- _Exercise material_

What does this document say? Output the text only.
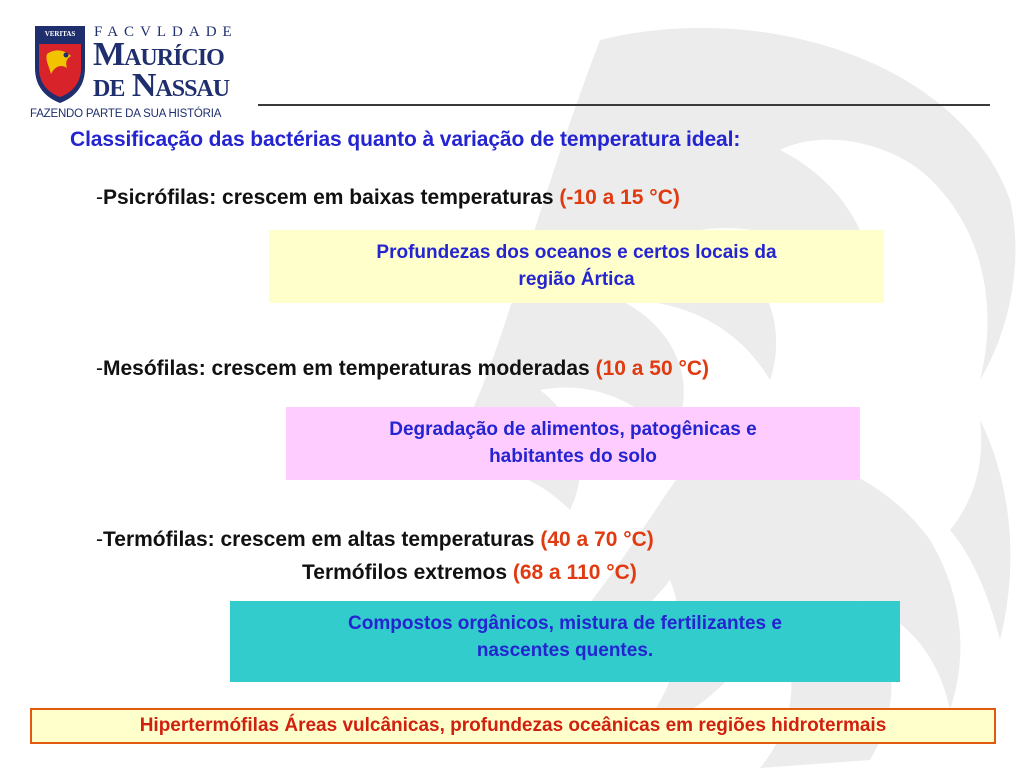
VERITAS FACVLDADE
Maurício
de Nassau
FAZENDO PARTE DA SUA HISTÓRIA
Classificação das bactérias quanto à variação de temperatura ideal:
-Psicrófilas: crescem em baixas temperaturas (-10 a 15 °C)
Profundezas dos oceanos e certos locais da
região Ártica
-Mesófilas: crescem em temperaturas moderadas (10 a 50 °C)
Degradação de alimentos, patogênicas e
habitantes do solo
-Termófilas: crescem em altas temperaturas (40 a 70 °C)
Termófilos extremos (68 a 110 °C)
Compostos orgânicos, mistura de fertilizantes e
nascentes quentes.
Hipertermófilas Áreas vulcânicas, profundezas oceânicas em regiões hidrotermais
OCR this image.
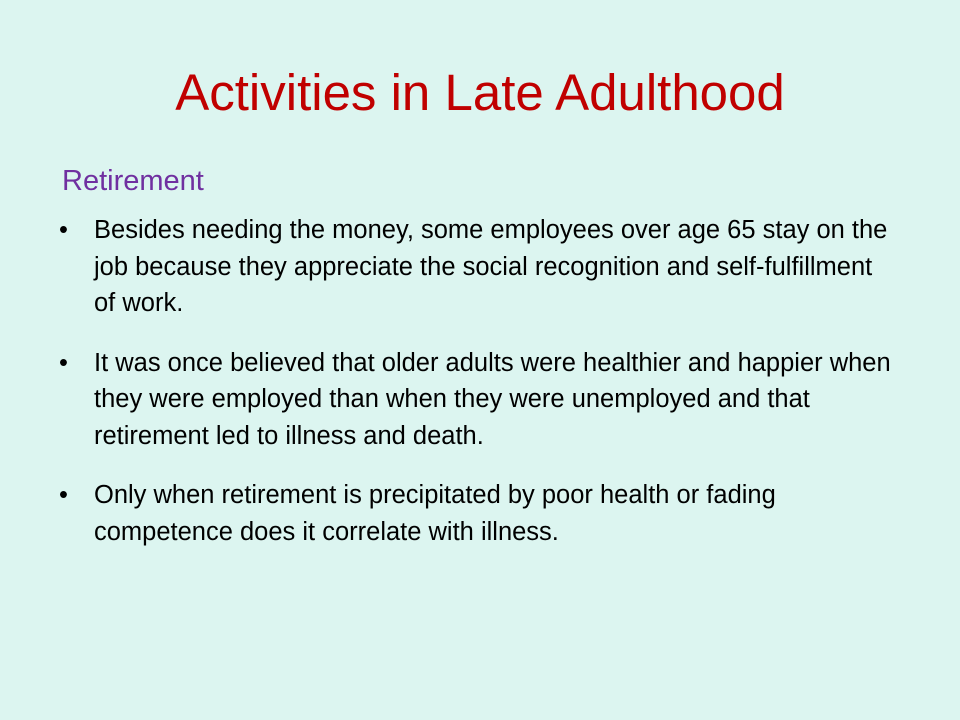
Activities in Late Adulthood
Retirement
• Besides needing the money, some employees over age 65 stay on the job because they appreciate the social recognition and self-fulfillment of work.
• It was once believed that older adults were healthier and happier when they were employed than when they were unemployed and that retirement led to illness and death.
• Only when retirement is precipitated by poor health or fading competence does it correlate with illness.
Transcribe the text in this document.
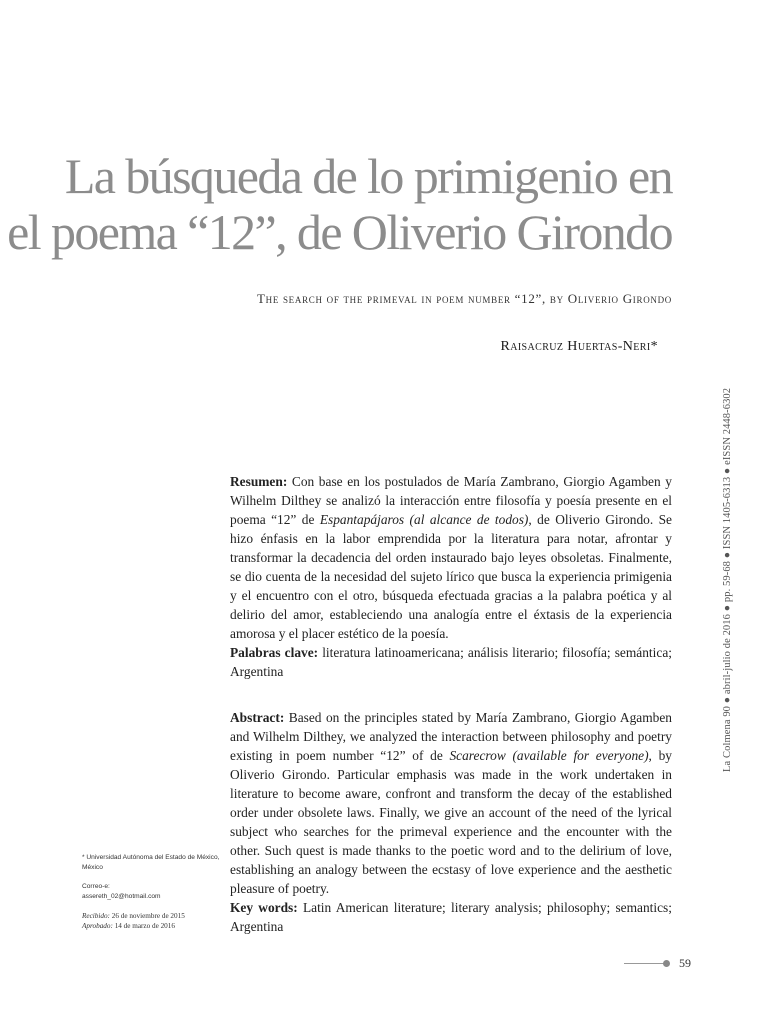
La búsqueda de lo primigenio en
el poema “12”, de Oliverio Girondo

The search of the primeval in poem number “12”, by Oliverio Girondo

Raisacruz Huertas-Neri*

La Colmena 90 ● abril-julio de 2016 ● pp. 59-68 ● ISSN 1405-6313 ● eISSN 2448-6302

Resumen: Con base en los postulados de María Zambrano, Giorgio Agamben y Wilhelm Dilthey se analizó la interacción entre filosofía y poesía presente en el poema “12” de Espantapájaros (al alcance de todos), de Oliverio Girondo. Se hizo énfasis en la labor emprendida por la literatura para notar, afrontar y transformar la decadencia del orden instaurado bajo leyes obsoletas. Finalmente, se dio cuenta de la necesidad del sujeto lírico que busca la experiencia primigenia y el encuentro con el otro, búsqueda efectuada gracias a la palabra poética y al delirio del amor, estableciendo una analogía entre el éxtasis de la experiencia amorosa y el placer estético de la poesía.

Palabras clave: literatura latinoamericana; análisis literario; filosofía; semántica; Argentina

Abstract: Based on the principles stated by María Zambrano, Giorgio Agamben and Wilhelm Dilthey, we analyzed the interaction between philosophy and poetry existing in poem number “12” of de Scarecrow (available for everyone), by Oliverio Girondo. Particular emphasis was made in the work undertaken in literature to become aware, confront and transform the decay of the established order under obsolete laws. Finally, we give an account of the need of the lyrical subject who searches for the primeval experience and the encounter with the other. Such quest is made thanks to the poetic word and to the delirium of love, establishing an analogy between the ecstasy of love experience and the aesthetic pleasure of poetry.

Key words: Latin American literature; literary analysis; philosophy; semantics; Argentina

* Universidad Autónoma del Estado de México, México

Correo-e:
assereth_02@hotmail.com

Recibido: 26 de noviembre de 2015
Aprobado: 14 de marzo de 2016
59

- _Exercise aim_
Determine the number of lines in these entries that contain the word "temperaturas", and write only that number.

- _Output below_
3